--- Start of Given information ---

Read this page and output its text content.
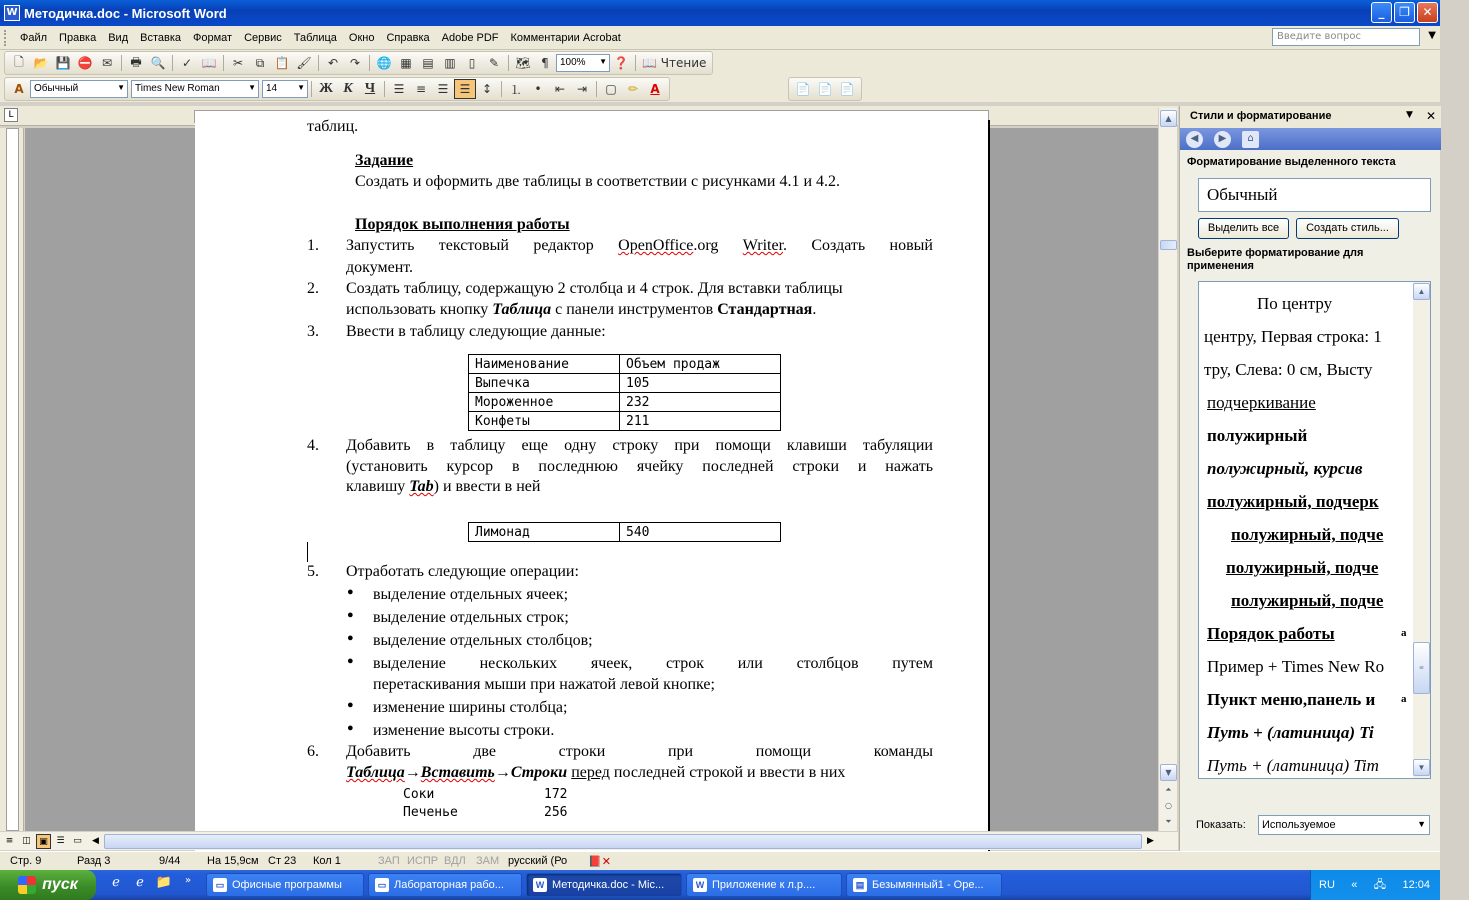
W Методичка.doc - Microsoft Word	_	❐	✕
Файл	Правка	Вид	Вставка	Формат	Сервис	Таблица	Окно	Справка	Adobe PDF	Комментарии Acrobat	Введите вопрос	▼
🗋 📂 💾 ⛔ ✉	🖶 🔍	✓ 📖	✂	⧉ 📋 🖌	↶ ↷	🌐 ▦ ▤ ▥	▯	✎	🗺 ¶	100% ▼ ❓ 📖
Чтение
A	Обычный	▼	Times New Roman	▼	14 ▼ Ж К Ч	☰ ≡ ☰ ☰ ↕	⒈	•	⇤ ⇥	▢ ✏	A	📄 📄 📄
L
таблиц.
Задание
Создать и оформить две таблицы в соответствии с рисунками 4.1 и 4.2.
Порядок выполнения работы
1. Запустить текстовый редактор OpenOffice.org Writer. Создать новый
документ.
2. Создать таблицу, содержащую 2 столбца и 4 строк. Для вставки таблицы
использовать кнопку Таблица с панели инструментов Стандартная.
3. Ввести в таблицу следующие данные:
Наименование	Объем продаж
Выпечка	105
Мороженное	232
Конфеты	211
4. Добавить в таблицу еще одну строку при помощи клавиши табуляции
(установить курсор в последнюю ячейку последней строки и нажать
клавишу Tab) и ввести в ней
Лимонад	540
5. Отработать следующие операции:
● выделение отдельных ячеек;
● выделение отдельных строк;
● выделение отдельных столбцов;
● выделение нескольких ячеек, строк или столбцов путем
перетаскивания мыши при нажатой левой кнопке;
● изменение ширины столбца;
● изменение высоты строки.
6. Добавить две строки при помощи команды
Таблица→Вставить→Строки перед последней строкой и ввести в них
Соки	172
Печенье	256
▲
▼
⏶
○
⏷
≡ ◫ ▣ ☰ ▭	◀	▶
Стили и форматирование	▼ ✕
◀	▶	⌂
Форматирование выделенного текста
Обычный
Выделить все	Создать стиль...
Выберите форматирование для применения
По центру
центру, Первая строка: 1
тру, Слева: 0 см, Высту
подчеркивание
полужирный
полужирный, курсив
полужирный, подчерк
полужирный, подче
полужирный, подче
полужирный, подче
Порядок работы	a
Пример + Times New Ro
Пункт меню,панель и	a
Путь + (латиница) Ti
Путь + (латиница) Tim
▲
≡
▼
Показать:	Используемое	▼
Стр. 9	Разд 3	9/44 На 15,9см Ст 23 Кол 1	ЗАП ИСПР ВДЛ ЗАМ русский (Ро 📕✕
пуск	ℯ	ℯ 📁	»	▭ Офисные программы	▭ Лабораторная рабо...	W Методичка.doc - Mic...	W Приложение к л.р....	▤ Безымянный1 - Ope...	RU « 🖧 12:04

--- End of Given information ---

> [Exercise prompt] Using the records above, copy every line that has the word "Добавить" in it.

> [The answer]
4. Добавить в таблицу еще одну строку при помощи клавиши табуляции
6. Добавить две строки при помощи команды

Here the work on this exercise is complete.